# Given data:
━━━━━━━━━━

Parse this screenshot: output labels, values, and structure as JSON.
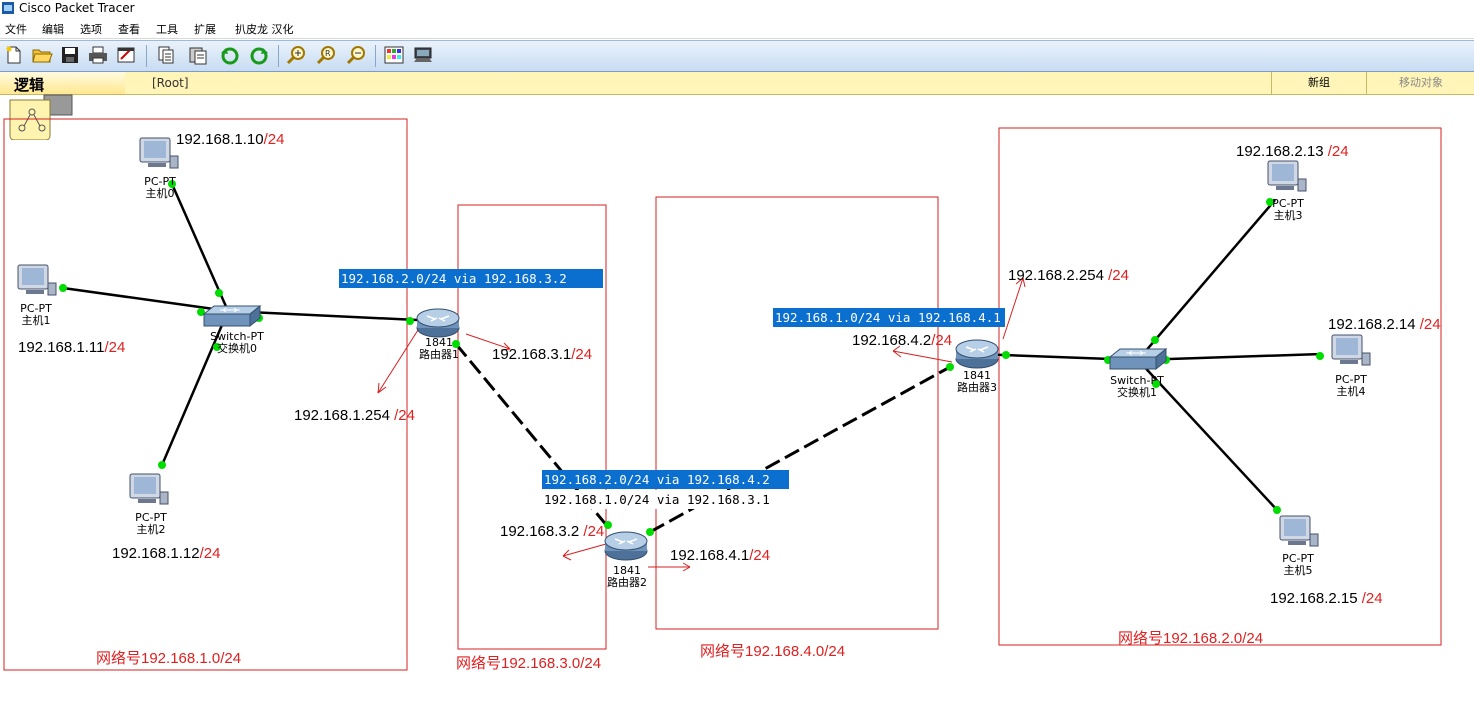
{
  "window": {
    "title": "Cisco Packet Tracer"
  },
  "menu": [
    "文件",
    "编辑",
    "选项",
    "查看",
    "工具",
    "扩展",
    "扒皮龙 汉化"
  ],
  "toolbar": {
    "icons": [
      "new-file-icon",
      "open-folder-icon",
      "save-icon",
      "print-icon",
      "activity-wizard-icon",
      "copy-icon",
      "paste-icon",
      "undo-icon",
      "redo-icon",
      "zoom-in-icon",
      "zoom-reset-icon",
      "zoom-out-icon",
      "palette-icon",
      "custom-device-icon"
    ]
  },
  "workspace": {
    "tab_label": "逻辑",
    "path": "[Root]",
    "new_cluster": "新组",
    "move_object": "移动对象"
  },
  "networks": [
    {
      "id": "n1",
      "label": "网络号192.168.1.0/24"
    },
    {
      "id": "n3",
      "label": "网络号192.168.3.0/24"
    },
    {
      "id": "n4",
      "label": "网络号192.168.4.0/24"
    },
    {
      "id": "n2",
      "label": "网络号192.168.2.0/24"
    }
  ],
  "devices": {
    "pc0": {
      "model": "PC-PT",
      "name": "主机0"
    },
    "pc1": {
      "model": "PC-PT",
      "name": "主机1"
    },
    "pc2": {
      "model": "PC-PT",
      "name": "主机2"
    },
    "pc3": {
      "model": "PC-PT",
      "name": "主机3"
    },
    "pc4": {
      "model": "PC-PT",
      "name": "主机4"
    },
    "pc5": {
      "model": "PC-PT",
      "name": "主机5"
    },
    "sw0": {
      "model": "Switch-PT",
      "name": "交换机0"
    },
    "sw1": {
      "model": "Switch-PT",
      "name": "交换机1"
    },
    "r1": {
      "model": "1841",
      "name": "路由器1"
    },
    "r2": {
      "model": "1841",
      "name": "路由器2"
    },
    "r3": {
      "model": "1841",
      "name": "路由器3"
    }
  },
  "ips": {
    "pc0": {
      "addr": "192.168.1.10",
      "mask": "/24"
    },
    "pc1": {
      "addr": "192.168.1.11",
      "mask": "/24"
    },
    "pc2": {
      "addr": "192.168.1.12",
      "mask": "/24"
    },
    "r1_g0": {
      "addr": "192.168.1.254",
      "mask": " /24"
    },
    "r1_g1": {
      "addr": "192.168.3.1",
      "mask": "/24"
    },
    "r2_g0": {
      "addr": "192.168.3.2",
      "mask": " /24"
    },
    "r2_g1": {
      "addr": "192.168.4.1",
      "mask": "/24"
    },
    "r3_g0": {
      "addr": "192.168.4.2",
      "mask": "/24"
    },
    "r3_g1": {
      "addr": "192.168.2.254",
      "mask": " /24"
    },
    "pc3": {
      "addr": "192.168.2.13",
      "mask": " /24"
    },
    "pc4": {
      "addr": "192.168.2.14",
      "mask": " /24"
    },
    "pc5": {
      "addr": "192.168.2.15",
      "mask": " /24"
    }
  },
  "routes": {
    "r1": "192.168.2.0/24 via 192.168.3.2",
    "r3": "192.168.1.0/24 via 192.168.4.1",
    "r2_a": "192.168.2.0/24 via 192.168.4.2",
    "r2_b": "192.168.1.0/24 via 192.168.3.1"
  },
  "colors": {
    "annotation": "#e02020",
    "link_up": "#00dd00",
    "selection": "#0a6fcf",
    "workspace_bar": "#fff5b8"
  }
}
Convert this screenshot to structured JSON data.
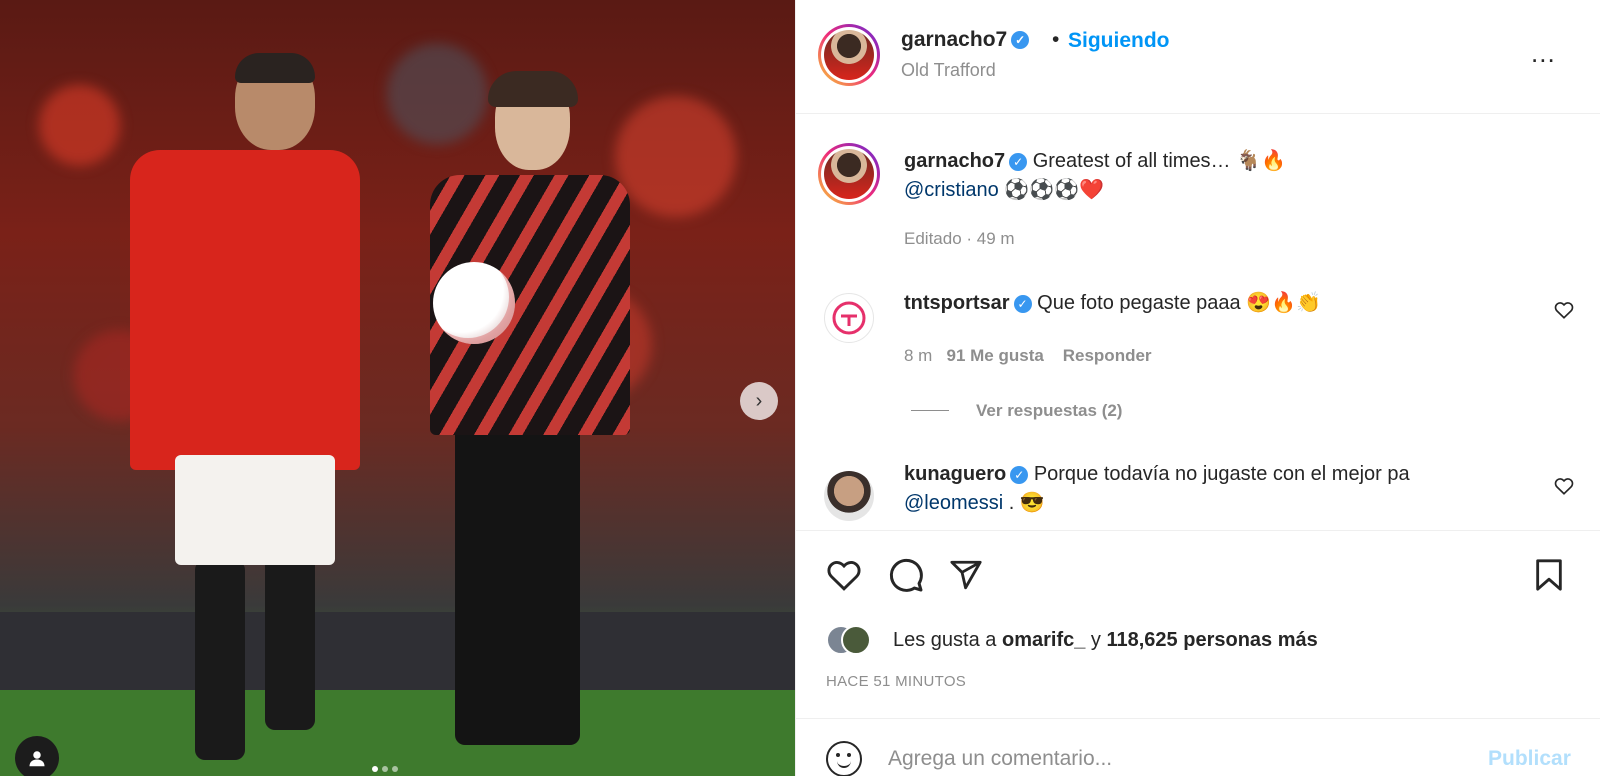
{
  "post": {
    "username": "garnacho7",
    "follow_label": "Siguiendo",
    "separator": "•",
    "location": "Old Trafford",
    "more_label": "..."
  },
  "caption": {
    "username": "garnacho7",
    "text": "Greatest of all times… 🐐🔥",
    "mention": "@cristiano",
    "text2": "⚽⚽⚽❤️",
    "meta": "Editado · 49 m"
  },
  "comments": [
    {
      "username": "tntsportsar",
      "text": "Que foto pegaste paaa 😍🔥👏",
      "time": "8 m",
      "likes": "91 Me gusta",
      "reply_label": "Responder",
      "view_replies": "Ver respuestas (2)"
    },
    {
      "username": "kunaguero",
      "text": "Porque todavía no jugaste con el mejor pa",
      "mention": "@leomessi",
      "suffix": ". 😎"
    }
  ],
  "likes": {
    "prefix": "Les gusta a",
    "user": "omarifc_",
    "connector": "y",
    "count": "118,625 personas más"
  },
  "time_ago": "HACE 51 MINUTOS",
  "composer": {
    "placeholder": "Agrega un comentario...",
    "publish_label": "Publicar"
  },
  "carousel": {
    "next_glyph": "›",
    "total_slides": 3,
    "active_slide": 1
  },
  "colors": {
    "accent": "#0095f6",
    "verified": "#3897f0",
    "publish_disabled": "#b2dffc"
  }
}
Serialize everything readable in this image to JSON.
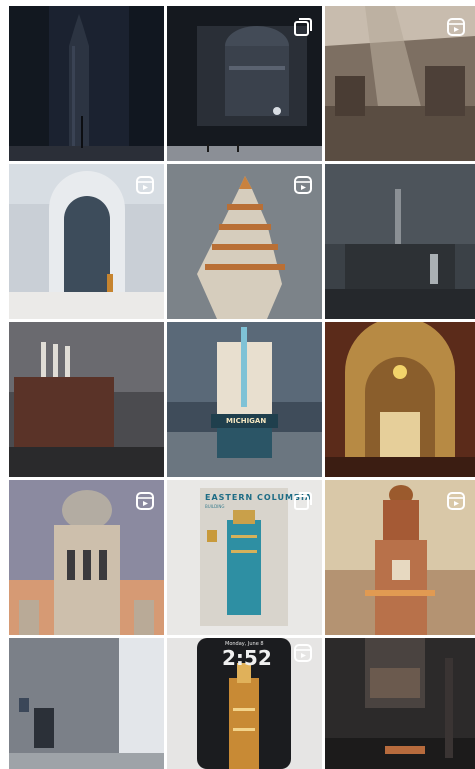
{
  "grid": {
    "columns": 3,
    "rows": 5,
    "tiles": [
      {
        "id": "t1",
        "subject": "dark city street with tall tower",
        "badge": ""
      },
      {
        "id": "t2",
        "subject": "domed building at night plaza",
        "badge": "carousel-icon"
      },
      {
        "id": "t3",
        "subject": "industrial interior with light rays",
        "badge": "reel-icon"
      },
      {
        "id": "t4",
        "subject": "white arched art deco doorway",
        "badge": "reel-icon"
      },
      {
        "id": "t5",
        "subject": "aerial view of stepped skyscraper",
        "badge": "reel-icon"
      },
      {
        "id": "t6",
        "subject": "industrial plant under stormy sky",
        "badge": ""
      },
      {
        "id": "t7",
        "subject": "brick power station with smokestacks",
        "badge": ""
      },
      {
        "id": "t8",
        "subject": "Michigan theater facade",
        "badge": ""
      },
      {
        "id": "t9",
        "subject": "ornate arched interior with clock",
        "badge": ""
      },
      {
        "id": "t10",
        "subject": "domed baroque building",
        "badge": "reel-icon"
      },
      {
        "id": "t11",
        "subject": "Eastern Columbia poster",
        "badge": "carousel-icon"
      },
      {
        "id": "t12",
        "subject": "ornate tower at sunset",
        "badge": "reel-icon"
      },
      {
        "id": "t13",
        "subject": "city street with buildings",
        "badge": ""
      },
      {
        "id": "t14",
        "subject": "phone lock screen with art deco tower",
        "badge": "reel-icon"
      },
      {
        "id": "t15",
        "subject": "dark industrial street scene",
        "badge": ""
      }
    ]
  },
  "tile8": {
    "sign_text": "MICHIGAN"
  },
  "tile11": {
    "poster_title": "EASTERN COLUMBIA",
    "poster_sub": "BUILDING"
  },
  "tile14": {
    "lock_date": "Monday, June 8",
    "lock_time": "2:52"
  },
  "colors": {
    "background": "#ffffff",
    "poster_accent": "#1e6c85"
  }
}
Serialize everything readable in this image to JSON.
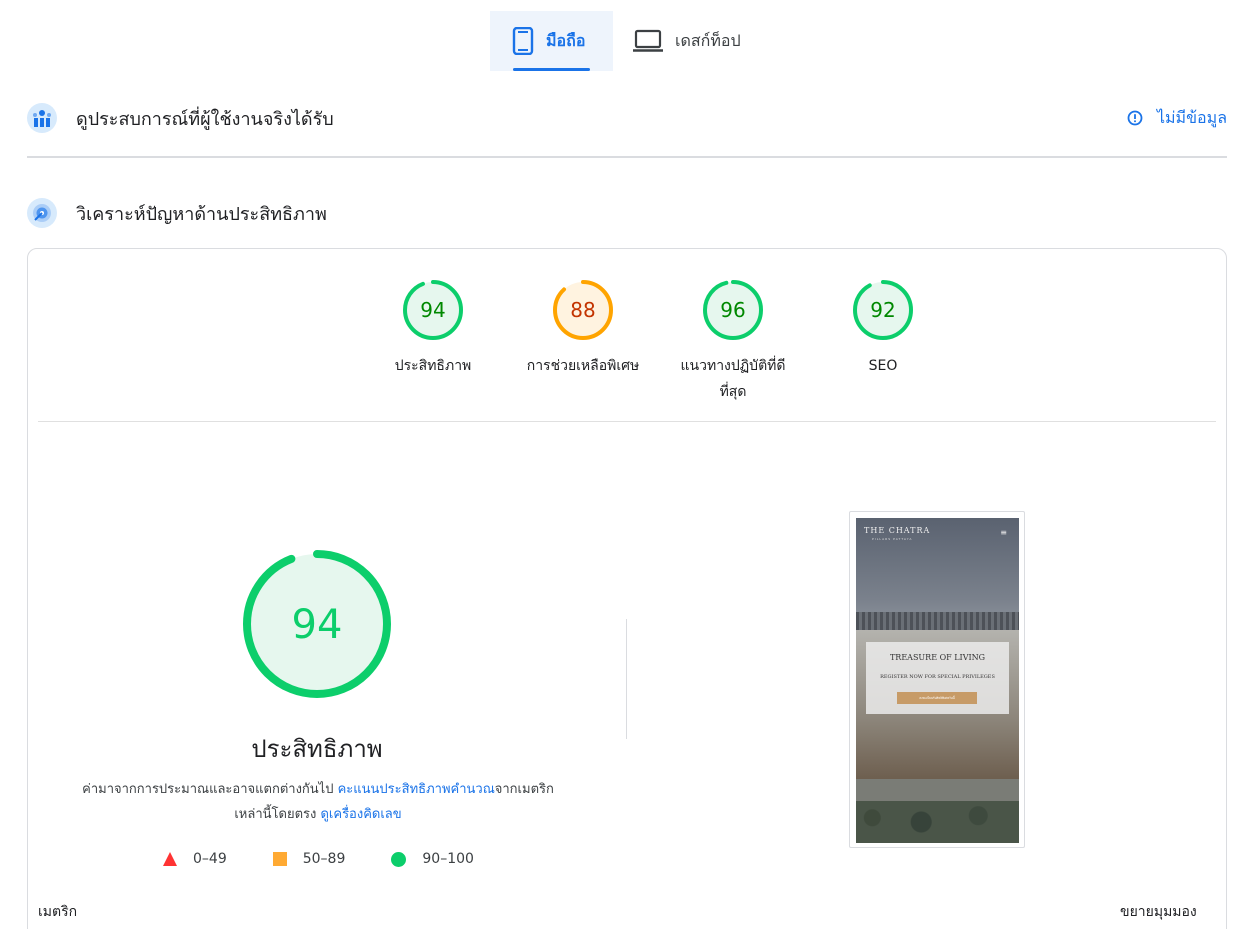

━━━━━━━━━━

# Task prompt:
In the records above, locate the lines holding the word "domed". Copy each of them.

# Task answer:
        "subject": "domed building at night plaza",
        "subject": "domed baroque building",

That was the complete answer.